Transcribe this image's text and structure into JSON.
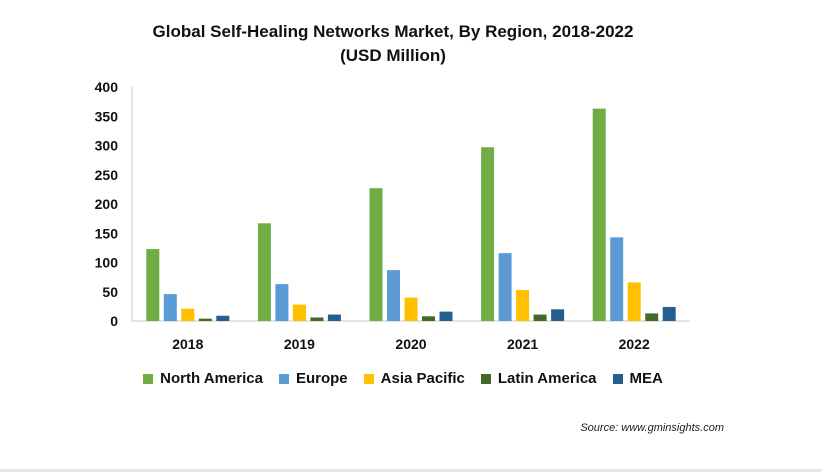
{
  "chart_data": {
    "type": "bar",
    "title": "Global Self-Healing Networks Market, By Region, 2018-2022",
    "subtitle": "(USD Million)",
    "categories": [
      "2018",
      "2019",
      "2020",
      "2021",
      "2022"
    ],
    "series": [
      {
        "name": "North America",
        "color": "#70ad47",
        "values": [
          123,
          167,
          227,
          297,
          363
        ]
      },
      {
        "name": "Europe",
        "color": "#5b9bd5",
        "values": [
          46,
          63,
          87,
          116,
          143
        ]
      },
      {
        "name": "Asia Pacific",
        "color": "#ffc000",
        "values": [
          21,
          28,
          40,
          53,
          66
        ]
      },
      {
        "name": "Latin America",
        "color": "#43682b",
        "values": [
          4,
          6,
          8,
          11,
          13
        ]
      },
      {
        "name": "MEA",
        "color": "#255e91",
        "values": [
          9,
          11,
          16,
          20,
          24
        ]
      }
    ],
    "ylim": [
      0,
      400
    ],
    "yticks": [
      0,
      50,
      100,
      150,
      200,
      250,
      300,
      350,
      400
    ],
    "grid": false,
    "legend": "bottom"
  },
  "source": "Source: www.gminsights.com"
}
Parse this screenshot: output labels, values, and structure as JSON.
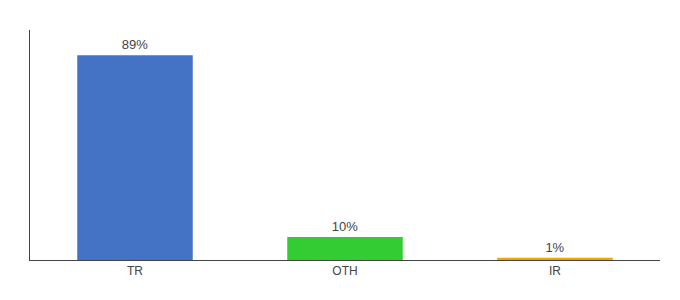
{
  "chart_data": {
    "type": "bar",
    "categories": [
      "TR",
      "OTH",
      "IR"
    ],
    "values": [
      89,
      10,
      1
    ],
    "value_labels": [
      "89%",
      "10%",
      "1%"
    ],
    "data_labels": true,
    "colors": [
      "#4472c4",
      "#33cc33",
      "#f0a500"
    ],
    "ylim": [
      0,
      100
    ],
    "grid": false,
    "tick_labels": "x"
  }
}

GOAL OF THE EXERCISE: Gather each line of the records holding the string "name".

OUTPUT OF THE EXERCISE:
        "name": "North America",
        "name": "Europe",
        "name": "Asia Pacific",
        "name": "Latin America",
        "name": "MEA",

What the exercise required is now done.